Element and coordinate data:
#####
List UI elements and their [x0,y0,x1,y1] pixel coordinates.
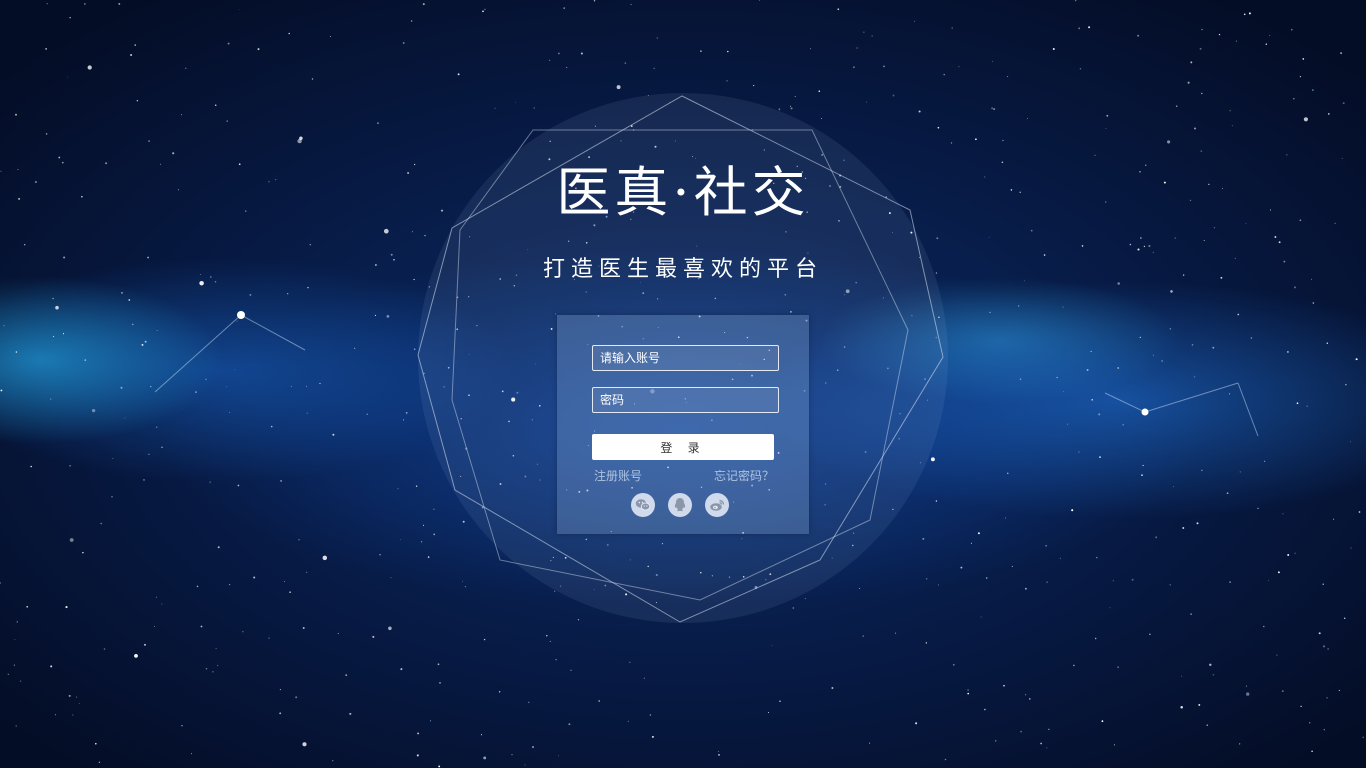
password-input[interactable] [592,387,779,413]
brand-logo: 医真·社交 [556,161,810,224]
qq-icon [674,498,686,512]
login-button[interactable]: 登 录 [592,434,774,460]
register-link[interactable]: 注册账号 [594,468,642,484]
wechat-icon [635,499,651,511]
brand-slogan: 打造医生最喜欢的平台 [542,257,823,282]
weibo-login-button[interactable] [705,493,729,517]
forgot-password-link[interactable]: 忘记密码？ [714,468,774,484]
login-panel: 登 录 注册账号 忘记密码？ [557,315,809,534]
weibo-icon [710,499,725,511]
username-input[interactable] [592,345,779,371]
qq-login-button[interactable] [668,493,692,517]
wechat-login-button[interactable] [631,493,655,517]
#####
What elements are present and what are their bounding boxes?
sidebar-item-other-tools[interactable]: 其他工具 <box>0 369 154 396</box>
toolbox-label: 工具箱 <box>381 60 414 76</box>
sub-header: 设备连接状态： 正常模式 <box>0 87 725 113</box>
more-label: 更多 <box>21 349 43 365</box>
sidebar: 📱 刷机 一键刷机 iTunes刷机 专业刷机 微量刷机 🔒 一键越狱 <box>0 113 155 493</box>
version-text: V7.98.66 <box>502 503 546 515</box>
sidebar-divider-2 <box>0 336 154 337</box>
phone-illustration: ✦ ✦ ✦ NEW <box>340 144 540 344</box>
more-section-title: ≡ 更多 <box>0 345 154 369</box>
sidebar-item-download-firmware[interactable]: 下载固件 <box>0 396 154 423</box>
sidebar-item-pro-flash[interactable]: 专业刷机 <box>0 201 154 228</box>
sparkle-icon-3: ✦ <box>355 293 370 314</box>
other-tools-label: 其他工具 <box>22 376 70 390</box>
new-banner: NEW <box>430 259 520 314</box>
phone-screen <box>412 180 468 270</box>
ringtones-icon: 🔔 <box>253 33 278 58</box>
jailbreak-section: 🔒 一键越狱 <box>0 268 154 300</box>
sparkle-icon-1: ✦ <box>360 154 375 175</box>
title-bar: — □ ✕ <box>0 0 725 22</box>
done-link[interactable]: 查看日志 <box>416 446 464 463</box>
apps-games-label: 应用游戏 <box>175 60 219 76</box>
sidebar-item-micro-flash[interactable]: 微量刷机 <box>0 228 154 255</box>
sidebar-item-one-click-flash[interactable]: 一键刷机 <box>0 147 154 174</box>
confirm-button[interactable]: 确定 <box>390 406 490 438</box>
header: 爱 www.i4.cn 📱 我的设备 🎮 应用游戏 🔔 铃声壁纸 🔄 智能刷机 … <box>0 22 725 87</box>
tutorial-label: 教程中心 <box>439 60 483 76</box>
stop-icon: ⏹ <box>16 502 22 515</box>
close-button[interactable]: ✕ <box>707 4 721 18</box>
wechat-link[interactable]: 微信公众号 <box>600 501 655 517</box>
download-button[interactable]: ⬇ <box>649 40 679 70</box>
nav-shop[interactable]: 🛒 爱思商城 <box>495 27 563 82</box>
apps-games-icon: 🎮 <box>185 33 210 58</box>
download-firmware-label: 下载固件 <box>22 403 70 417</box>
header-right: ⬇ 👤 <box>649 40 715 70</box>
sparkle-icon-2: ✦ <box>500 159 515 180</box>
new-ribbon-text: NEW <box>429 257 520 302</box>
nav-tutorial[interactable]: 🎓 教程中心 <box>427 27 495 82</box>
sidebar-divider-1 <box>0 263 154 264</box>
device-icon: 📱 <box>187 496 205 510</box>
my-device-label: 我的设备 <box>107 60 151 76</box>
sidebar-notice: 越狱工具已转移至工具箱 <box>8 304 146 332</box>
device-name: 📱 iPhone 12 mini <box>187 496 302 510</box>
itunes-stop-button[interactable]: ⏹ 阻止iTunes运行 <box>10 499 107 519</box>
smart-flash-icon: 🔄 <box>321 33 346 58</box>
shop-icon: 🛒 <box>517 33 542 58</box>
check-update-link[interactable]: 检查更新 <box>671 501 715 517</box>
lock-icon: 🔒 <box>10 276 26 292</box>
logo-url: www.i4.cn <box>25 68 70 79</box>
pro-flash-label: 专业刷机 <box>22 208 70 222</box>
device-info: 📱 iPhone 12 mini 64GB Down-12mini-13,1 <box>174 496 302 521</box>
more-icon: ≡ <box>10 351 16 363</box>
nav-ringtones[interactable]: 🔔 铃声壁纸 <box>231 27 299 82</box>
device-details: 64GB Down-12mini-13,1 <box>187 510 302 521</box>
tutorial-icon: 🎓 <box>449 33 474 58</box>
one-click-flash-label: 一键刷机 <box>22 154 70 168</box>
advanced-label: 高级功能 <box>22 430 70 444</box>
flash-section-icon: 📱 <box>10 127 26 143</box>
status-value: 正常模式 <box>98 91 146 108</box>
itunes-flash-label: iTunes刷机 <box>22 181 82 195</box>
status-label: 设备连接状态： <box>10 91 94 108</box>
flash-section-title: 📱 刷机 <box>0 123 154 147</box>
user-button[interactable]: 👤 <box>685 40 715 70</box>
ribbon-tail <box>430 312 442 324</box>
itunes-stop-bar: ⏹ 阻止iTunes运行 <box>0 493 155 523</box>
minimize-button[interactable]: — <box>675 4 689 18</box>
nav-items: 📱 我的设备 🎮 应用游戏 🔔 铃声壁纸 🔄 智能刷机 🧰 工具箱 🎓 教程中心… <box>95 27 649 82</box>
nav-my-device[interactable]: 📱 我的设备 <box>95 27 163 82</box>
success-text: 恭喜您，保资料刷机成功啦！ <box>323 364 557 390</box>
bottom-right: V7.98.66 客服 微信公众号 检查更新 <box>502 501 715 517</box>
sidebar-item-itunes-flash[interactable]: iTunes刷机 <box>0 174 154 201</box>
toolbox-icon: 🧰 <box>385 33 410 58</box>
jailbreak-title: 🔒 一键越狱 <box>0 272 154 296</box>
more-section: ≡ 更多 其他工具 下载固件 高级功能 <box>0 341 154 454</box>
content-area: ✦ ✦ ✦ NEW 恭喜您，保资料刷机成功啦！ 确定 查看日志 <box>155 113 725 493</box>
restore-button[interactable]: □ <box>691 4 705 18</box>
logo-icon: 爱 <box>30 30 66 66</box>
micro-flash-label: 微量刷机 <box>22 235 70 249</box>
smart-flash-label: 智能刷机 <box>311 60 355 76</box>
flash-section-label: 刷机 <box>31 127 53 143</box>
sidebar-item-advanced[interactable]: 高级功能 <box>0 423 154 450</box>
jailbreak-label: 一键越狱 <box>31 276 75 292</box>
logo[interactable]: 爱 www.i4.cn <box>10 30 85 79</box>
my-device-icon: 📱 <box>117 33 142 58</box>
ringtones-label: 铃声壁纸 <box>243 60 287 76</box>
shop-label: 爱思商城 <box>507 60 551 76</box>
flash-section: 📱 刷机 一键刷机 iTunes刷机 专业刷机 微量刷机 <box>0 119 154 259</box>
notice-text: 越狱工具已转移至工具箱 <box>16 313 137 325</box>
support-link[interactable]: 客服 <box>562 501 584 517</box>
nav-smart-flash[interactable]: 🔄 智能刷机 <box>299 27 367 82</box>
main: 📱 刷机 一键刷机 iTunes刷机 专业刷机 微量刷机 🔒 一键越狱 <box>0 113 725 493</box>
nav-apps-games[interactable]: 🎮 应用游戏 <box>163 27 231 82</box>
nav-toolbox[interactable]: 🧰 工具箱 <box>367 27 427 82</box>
#####
→ **Task goal**: In the data from the line with "List UI elements" to the line with "wechat-login-button[interactable] [631,493,655,517]", substitute "clickable" for every "interactable" and give those lines again with nothing else changed. Omit the pictures.

→ **Solution for this problem**:
List UI elements and their [x0,y0,x1,y1] pixel coordinates.
password-input[clickable] [592,387,779,413]
brand-logo: 医真·社交 [556,161,810,224]
qq-icon [674,498,686,512]
login-button[clickable]: 登 录 [592,434,774,460]
register-link[clickable]: 注册账号 [594,468,642,484]
wechat-icon [635,499,651,511]
brand-slogan: 打造医生最喜欢的平台 [542,257,823,282]
weibo-login-button[clickable] [705,493,729,517]
forgot-password-link[clickable]: 忘记密码？ [714,468,774,484]
login-panel: 登 录 注册账号 忘记密码？ [557,315,809,534]
weibo-icon [710,499,725,511]
username-input[clickable] [592,345,779,371]
qq-login-button[clickable] [668,493,692,517]
wechat-login-button[clickable] [631,493,655,517]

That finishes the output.